AIM OF THE TASK
Check each line of the listing below for the string "grip", and copy the ones that have it.

━━ MATERIAL SUPPLIED ━━

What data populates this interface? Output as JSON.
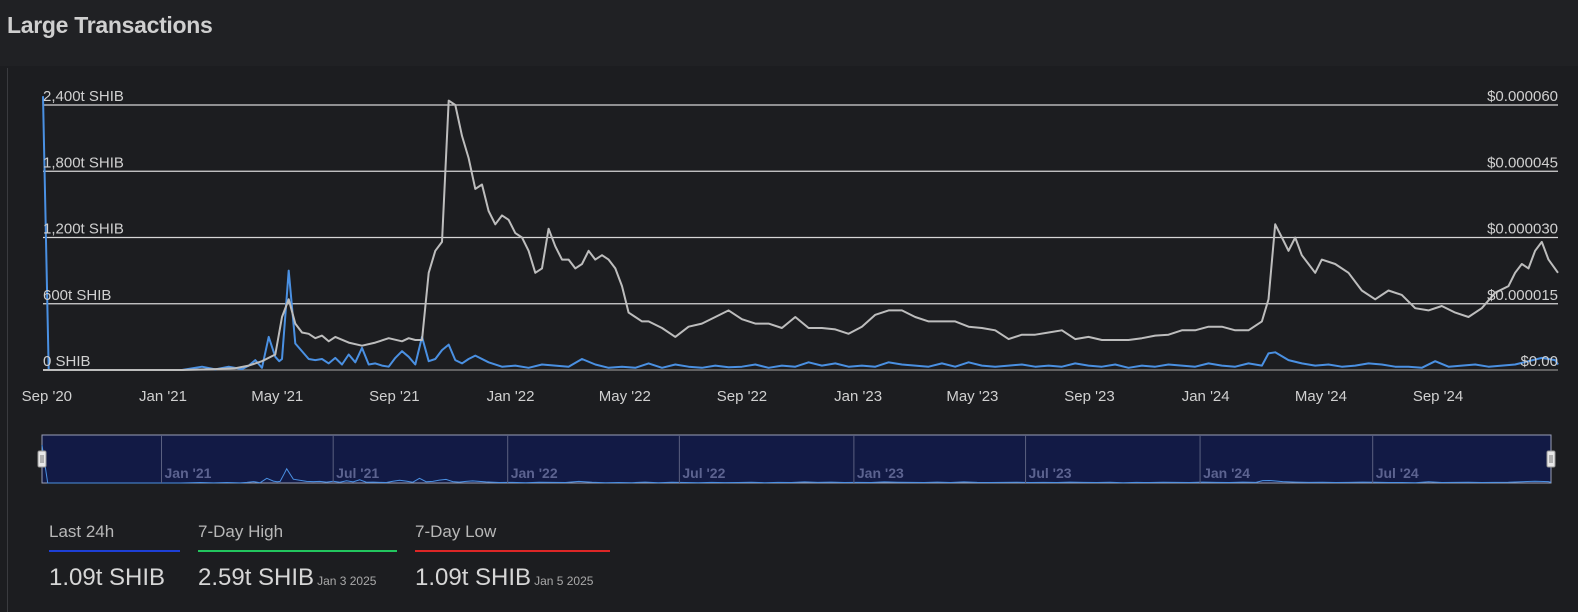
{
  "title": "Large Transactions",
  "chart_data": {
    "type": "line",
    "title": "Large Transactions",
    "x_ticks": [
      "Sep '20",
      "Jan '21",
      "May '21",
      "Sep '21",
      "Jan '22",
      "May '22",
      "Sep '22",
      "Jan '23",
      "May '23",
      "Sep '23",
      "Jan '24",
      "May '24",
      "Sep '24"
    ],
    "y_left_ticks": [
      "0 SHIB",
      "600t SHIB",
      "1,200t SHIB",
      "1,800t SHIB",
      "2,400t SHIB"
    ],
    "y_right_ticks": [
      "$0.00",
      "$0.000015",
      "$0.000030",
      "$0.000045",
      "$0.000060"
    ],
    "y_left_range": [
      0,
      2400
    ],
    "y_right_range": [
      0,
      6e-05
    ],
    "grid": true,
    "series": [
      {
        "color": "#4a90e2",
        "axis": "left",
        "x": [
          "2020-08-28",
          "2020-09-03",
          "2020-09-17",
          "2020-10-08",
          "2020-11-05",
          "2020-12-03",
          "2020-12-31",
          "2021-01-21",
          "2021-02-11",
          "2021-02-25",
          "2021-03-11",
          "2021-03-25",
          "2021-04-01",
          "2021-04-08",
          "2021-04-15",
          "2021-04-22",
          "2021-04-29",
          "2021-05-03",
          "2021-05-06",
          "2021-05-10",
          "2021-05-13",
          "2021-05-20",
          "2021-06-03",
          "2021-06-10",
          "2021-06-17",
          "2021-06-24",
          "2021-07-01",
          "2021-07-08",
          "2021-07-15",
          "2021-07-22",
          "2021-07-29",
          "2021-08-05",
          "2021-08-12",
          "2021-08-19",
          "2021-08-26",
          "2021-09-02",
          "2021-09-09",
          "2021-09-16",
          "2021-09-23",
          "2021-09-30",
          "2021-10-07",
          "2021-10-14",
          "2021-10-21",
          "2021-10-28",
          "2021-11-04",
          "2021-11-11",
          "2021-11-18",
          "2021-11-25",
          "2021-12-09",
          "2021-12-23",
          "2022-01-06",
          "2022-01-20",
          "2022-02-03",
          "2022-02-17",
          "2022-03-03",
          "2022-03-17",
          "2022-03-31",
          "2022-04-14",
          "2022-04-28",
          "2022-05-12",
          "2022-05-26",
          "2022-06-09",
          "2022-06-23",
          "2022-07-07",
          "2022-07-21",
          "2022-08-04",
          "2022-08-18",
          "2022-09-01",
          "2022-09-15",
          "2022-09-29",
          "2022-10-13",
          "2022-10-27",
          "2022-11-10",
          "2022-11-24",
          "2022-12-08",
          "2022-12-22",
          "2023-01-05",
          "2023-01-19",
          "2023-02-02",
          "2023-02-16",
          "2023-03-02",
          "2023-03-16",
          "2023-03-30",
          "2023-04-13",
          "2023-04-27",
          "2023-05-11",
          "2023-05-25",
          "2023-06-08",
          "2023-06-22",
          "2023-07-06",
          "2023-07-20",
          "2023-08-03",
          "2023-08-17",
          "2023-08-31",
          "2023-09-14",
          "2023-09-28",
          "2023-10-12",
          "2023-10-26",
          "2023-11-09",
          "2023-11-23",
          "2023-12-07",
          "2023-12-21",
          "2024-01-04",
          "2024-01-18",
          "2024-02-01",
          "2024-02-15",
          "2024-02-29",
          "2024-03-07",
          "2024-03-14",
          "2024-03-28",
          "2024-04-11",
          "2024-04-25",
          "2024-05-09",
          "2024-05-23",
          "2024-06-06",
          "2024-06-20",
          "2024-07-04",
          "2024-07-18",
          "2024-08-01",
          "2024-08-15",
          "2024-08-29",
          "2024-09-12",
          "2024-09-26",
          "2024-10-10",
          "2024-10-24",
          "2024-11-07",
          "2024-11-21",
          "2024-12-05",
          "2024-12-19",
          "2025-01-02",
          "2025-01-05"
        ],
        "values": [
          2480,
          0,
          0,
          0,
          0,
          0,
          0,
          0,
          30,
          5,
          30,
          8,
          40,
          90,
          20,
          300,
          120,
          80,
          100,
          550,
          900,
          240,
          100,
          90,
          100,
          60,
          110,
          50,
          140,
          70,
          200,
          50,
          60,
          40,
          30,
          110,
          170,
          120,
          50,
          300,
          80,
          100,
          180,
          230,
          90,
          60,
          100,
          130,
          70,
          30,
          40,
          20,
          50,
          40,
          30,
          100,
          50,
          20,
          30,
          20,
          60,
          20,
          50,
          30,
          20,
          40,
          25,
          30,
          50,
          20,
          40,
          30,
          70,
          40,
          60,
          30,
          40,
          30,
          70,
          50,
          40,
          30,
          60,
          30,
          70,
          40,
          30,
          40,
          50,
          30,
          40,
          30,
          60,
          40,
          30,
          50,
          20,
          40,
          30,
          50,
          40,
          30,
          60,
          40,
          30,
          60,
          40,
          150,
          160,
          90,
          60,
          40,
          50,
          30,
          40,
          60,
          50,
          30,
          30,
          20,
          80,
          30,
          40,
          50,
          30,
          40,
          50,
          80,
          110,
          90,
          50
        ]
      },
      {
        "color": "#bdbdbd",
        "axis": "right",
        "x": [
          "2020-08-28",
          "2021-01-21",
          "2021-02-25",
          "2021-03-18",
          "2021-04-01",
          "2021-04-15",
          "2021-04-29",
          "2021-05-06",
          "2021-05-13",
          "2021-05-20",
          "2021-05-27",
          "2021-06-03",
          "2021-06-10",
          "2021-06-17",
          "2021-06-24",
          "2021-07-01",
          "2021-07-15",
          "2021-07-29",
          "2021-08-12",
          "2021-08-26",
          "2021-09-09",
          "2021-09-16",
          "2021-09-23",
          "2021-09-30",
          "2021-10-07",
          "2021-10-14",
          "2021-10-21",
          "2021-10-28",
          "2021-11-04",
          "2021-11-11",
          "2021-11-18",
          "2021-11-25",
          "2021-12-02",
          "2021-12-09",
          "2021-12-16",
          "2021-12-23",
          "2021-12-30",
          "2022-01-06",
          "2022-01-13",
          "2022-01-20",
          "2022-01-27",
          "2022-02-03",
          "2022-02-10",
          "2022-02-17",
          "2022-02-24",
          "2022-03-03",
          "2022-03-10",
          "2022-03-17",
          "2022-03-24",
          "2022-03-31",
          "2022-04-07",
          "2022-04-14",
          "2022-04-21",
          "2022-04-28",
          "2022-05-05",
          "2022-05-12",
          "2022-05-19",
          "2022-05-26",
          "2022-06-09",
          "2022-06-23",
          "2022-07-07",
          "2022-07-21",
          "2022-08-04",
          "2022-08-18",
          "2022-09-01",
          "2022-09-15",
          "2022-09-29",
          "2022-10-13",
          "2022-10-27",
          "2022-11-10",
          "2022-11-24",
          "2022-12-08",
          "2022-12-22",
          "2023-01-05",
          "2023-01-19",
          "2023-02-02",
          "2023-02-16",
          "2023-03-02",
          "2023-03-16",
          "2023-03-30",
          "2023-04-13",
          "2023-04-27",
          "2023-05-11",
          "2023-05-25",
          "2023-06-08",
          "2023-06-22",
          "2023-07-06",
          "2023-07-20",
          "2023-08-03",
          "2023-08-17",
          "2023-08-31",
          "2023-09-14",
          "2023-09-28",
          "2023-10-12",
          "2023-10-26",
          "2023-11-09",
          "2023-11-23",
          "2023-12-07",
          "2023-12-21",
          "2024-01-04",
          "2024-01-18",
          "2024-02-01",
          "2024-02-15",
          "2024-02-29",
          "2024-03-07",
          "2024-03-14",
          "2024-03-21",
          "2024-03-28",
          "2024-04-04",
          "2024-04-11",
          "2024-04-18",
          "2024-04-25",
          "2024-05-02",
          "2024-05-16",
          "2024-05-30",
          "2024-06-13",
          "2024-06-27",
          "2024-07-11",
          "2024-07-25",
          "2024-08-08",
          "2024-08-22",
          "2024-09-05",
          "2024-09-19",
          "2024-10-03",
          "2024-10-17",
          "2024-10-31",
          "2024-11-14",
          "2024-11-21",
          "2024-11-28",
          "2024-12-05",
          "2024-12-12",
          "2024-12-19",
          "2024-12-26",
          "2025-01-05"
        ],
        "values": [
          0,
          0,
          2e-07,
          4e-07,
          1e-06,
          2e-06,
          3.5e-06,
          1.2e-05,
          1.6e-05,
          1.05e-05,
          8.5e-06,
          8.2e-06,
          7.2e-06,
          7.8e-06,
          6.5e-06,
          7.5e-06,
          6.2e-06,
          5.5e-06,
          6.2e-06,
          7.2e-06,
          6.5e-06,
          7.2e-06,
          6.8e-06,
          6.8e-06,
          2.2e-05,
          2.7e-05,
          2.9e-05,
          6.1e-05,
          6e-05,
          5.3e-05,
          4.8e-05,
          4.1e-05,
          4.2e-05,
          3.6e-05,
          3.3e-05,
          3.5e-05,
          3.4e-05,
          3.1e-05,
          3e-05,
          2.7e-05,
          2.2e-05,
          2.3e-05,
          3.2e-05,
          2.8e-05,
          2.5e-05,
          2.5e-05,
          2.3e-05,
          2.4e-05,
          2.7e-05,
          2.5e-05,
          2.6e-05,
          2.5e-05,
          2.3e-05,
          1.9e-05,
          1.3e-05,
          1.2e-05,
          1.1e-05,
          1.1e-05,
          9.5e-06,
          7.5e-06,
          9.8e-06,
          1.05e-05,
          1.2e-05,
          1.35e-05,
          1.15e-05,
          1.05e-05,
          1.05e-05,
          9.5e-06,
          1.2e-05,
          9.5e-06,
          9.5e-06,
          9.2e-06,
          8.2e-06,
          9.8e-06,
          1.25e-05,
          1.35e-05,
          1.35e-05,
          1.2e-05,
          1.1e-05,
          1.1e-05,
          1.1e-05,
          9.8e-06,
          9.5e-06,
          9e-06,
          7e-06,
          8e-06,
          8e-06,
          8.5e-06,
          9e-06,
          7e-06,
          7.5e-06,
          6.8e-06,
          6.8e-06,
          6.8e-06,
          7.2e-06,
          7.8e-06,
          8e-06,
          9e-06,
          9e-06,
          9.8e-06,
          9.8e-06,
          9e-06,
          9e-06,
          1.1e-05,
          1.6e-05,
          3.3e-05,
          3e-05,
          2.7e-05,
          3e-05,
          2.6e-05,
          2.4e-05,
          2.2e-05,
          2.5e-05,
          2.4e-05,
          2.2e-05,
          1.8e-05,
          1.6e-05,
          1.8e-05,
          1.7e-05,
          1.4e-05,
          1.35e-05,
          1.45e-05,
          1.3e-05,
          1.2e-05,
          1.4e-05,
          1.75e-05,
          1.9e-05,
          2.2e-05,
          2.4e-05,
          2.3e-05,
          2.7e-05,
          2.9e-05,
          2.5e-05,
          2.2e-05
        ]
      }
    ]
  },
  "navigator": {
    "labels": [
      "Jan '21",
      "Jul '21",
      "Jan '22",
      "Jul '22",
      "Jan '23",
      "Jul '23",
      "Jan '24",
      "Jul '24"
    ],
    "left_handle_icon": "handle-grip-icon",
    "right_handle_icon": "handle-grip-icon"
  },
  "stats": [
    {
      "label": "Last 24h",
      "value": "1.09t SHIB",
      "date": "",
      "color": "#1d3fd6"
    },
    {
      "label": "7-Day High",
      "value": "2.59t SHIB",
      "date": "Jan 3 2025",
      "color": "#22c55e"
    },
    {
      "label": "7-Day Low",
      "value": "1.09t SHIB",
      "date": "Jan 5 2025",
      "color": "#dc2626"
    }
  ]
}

━━━

WRITTEN ANSWER
    "left_handle_icon": "handle-grip-icon",
    "right_handle_icon": "handle-grip-icon"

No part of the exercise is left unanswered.